• [Collected data]
* START *
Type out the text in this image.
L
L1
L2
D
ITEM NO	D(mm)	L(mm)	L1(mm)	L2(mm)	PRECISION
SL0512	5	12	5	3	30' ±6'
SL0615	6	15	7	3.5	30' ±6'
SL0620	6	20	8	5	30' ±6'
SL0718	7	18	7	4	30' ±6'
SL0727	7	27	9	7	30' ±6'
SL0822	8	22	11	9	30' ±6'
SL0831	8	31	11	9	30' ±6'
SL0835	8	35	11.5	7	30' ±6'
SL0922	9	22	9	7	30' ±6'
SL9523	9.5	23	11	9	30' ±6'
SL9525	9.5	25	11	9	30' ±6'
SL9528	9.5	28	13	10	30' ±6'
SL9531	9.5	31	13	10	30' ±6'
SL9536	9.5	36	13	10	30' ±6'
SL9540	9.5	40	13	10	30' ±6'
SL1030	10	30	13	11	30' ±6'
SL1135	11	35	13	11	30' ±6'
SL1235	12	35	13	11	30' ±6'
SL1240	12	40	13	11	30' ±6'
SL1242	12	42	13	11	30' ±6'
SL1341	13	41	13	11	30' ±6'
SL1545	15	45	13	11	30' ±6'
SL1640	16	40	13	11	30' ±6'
* END *
• [REQUIREMENTS] Retype the listing above in full, with no alterations.

• [WORKED ANSWER]
Type out the text in this image.
L
L1
L2
D
ITEM NO	D(mm)	L(mm)	L1(mm)	L2(mm)	PRECISION
SL0512	5	12	5	3	30' ±6'
SL0615	6	15	7	3.5	30' ±6'
SL0620	6	20	8	5	30' ±6'
SL0718	7	18	7	4	30' ±6'
SL0727	7	27	9	7	30' ±6'
SL0822	8	22	11	9	30' ±6'
SL0831	8	31	11	9	30' ±6'
SL0835	8	35	11.5	7	30' ±6'
SL0922	9	22	9	7	30' ±6'
SL9523	9.5	23	11	9	30' ±6'
SL9525	9.5	25	11	9	30' ±6'
SL9528	9.5	28	13	10	30' ±6'
SL9531	9.5	31	13	10	30' ±6'
SL9536	9.5	36	13	10	30' ±6'
SL9540	9.5	40	13	10	30' ±6'
SL1030	10	30	13	11	30' ±6'
SL1135	11	35	13	11	30' ±6'
SL1235	12	35	13	11	30' ±6'
SL1240	12	40	13	11	30' ±6'
SL1242	12	42	13	11	30' ±6'
SL1341	13	41	13	11	30' ±6'
SL1545	15	45	13	11	30' ±6'
SL1640	16	40	13	11	30' ±6'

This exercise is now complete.